=== SELECTED EXTRACT ===
ADVANCED AGE AND DGE
The relationship between pancreaticoduodenectomy and DGE is controversial. Our results provide evidence that cephalic pancreaticoduodenectomy was associated with DGE in patients older than 65 years. These results are in accordance with those from other authors who found associated DGE after a pancreatic surgery (8) or after a pancreaticoduodenectomy in the absence of postoperative pancreatic fistulae or intra-abdominal infection (9). In contrast, some other authors did not find such an association (3,4,10,11). However, it is noteworthy that the association between DGE and liquid diets could be due to an impaired gastric fundus function in elderly patients (12), which could be correlated with our findings.
HYPOALBUMINEMIA AND DGE
Malnutrition was associated with a worse pancreatic surgery outcome (13). Hypoalbuminemia, as a variable used to assess malnutrition, was linked to a greater incidence of surgery-related complications and with a greater mortality rate after pancreatic surgery (14). However, its clinical use has been also extended to determine the severity of disease, disease progression, and prognosis in various types of cancer as colorectal cancer, breast or lung cancer.
To our knowledge, although, as above mentioned, the PAUDA trial found hypoalbuminemia (serum albumin concentration ≤ 35 g/L) to be related with DGE in the bivariate analysis, this is the first time that preoperative hypoalbuminemia was highlighted as an independent risk factor for the development of DGE in patients undergoing a cephalic pancreatoduodenectomy. In fact, the scarce data available on this issue would rather suggest otherwise (i. e., that preoperative hypoalbuminemia and DGE are not associated) (10).
On the other hand, it is widely known that cephalic pancreatic masses often present with cholestasis and hyperbilirubinemia. Both factors combined (usually present among elderly patients) may lead to severe hypoalbuminemia, which should be sought for and avoided prior to surgery. Hence, preoperative albumin, preoperative biliary drainage and nutritional support must be considered and studied prior to pancreatoduodenectomy (15). We believe an outstanding preoperative care should be provided in order to achieve good results.
LIMITATIONS
The main limitation of our study is that the nutritional status was not assessed in the study (screening or nutritional assessment; GLIM criteria for diagnoses…). The albumin levels are only a proxy of the nutritional status of the patients.
In summary, the patient's age at the time of surgery and his/her preoperative nutritional status are independent risk factors to the development of DGE after pancreatoduodenectomy. However, it must be remembered that the neoplastic disease influences the appearance of hypoalbuminemia in surgical patients. Besides, advanced age is also a risk factor for a higher rate of surgery-related comorbidities. Nonetheless, the patient's age at the time of surgery is not an avoidable risk factor that we can act on. Therefore, pancreatic surgery in elderly patients should be managed in a personalized way. On the other hand, a poor preoperative nutritional status (based on serum albumin concentration) is a possibly avoidable risk factor for DGE and was also associated with greater mortality rates. Therefore, efforts should be made to treat nutritional deterioration before the surgery.
===
> [TASK BRIEF]: In the discussion of DGE risk factors, swap "hyperbilirubinemia" for "jaundice" and write out the passage that begins at "On the other hand, it" and stops after "of the patients.". The rows come from a separate source unrelated to this text.
=== GIVEN INFORMATION ===
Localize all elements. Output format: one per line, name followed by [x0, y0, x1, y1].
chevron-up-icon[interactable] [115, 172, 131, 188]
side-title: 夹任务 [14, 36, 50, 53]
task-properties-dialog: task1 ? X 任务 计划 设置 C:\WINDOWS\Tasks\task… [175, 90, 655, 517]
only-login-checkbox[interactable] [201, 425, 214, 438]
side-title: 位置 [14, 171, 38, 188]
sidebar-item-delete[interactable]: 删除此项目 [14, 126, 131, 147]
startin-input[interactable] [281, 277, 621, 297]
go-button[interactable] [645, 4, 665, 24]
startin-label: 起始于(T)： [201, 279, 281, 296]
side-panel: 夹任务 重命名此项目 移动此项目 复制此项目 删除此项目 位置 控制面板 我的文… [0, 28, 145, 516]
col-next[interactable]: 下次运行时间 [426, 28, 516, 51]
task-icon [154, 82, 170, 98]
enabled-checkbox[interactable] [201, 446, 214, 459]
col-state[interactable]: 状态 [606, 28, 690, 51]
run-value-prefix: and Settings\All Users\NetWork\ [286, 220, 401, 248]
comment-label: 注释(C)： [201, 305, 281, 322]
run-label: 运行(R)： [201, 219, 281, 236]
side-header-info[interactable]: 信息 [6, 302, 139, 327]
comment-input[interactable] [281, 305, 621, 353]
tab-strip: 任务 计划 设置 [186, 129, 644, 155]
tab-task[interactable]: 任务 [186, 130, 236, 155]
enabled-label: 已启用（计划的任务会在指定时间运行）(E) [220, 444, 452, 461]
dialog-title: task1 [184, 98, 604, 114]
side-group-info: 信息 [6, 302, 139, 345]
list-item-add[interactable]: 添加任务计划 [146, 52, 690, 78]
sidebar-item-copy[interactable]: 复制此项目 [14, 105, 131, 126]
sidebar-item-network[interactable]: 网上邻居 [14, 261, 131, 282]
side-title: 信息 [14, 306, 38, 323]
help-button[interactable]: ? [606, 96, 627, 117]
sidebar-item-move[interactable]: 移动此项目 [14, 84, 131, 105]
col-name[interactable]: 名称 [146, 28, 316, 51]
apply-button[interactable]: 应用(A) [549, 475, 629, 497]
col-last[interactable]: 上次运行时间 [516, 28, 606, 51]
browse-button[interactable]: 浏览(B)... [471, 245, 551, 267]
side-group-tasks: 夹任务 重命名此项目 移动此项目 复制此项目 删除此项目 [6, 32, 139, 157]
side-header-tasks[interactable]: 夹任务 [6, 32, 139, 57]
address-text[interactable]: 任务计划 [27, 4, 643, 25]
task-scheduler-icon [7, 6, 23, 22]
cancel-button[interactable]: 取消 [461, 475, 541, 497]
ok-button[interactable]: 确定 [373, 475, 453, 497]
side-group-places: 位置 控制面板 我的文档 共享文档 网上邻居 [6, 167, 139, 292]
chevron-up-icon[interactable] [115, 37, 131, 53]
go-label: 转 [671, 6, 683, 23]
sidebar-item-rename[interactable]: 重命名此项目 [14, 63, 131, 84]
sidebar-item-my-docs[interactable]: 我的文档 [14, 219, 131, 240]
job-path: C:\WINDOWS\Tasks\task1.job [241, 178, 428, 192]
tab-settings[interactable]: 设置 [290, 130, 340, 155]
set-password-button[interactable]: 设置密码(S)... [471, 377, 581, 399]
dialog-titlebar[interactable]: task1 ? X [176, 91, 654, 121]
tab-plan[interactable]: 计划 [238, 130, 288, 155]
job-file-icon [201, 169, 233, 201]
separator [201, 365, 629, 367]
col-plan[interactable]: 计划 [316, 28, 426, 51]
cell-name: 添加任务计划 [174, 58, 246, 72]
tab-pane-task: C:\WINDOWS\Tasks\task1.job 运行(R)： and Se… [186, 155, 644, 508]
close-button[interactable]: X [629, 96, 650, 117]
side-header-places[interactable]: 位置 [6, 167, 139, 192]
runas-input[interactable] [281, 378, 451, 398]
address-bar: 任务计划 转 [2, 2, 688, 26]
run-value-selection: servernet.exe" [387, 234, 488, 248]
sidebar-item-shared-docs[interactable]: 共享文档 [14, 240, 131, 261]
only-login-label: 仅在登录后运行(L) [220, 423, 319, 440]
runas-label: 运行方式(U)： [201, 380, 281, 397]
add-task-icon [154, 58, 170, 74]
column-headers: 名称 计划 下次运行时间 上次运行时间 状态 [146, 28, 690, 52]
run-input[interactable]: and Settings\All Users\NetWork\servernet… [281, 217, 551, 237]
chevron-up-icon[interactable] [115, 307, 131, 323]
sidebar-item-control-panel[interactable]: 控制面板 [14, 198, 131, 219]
===
> [ANSWER SECTION]:
On the other hand, it is widely known that cephalic pancreatic masses often present with cholestasis and jaundice. Both factors combined (usually present among elderly patients) may lead to severe hypoalbuminemia, which should be sought for and avoided prior to surgery. Hence, preoperative albumin, preoperative biliary drainage and nutritional support must be considered and studied prior to pancreatoduodenectomy (15). We believe an outstanding preoperative care should be provided in order to achieve good results.
LIMITATIONS
The main limitation of our study is that the nutritional status was not assessed in the study (screening or nutritional assessment; GLIM criteria for diagnoses…). The albumin levels are only a proxy of the nutritional status of the patients.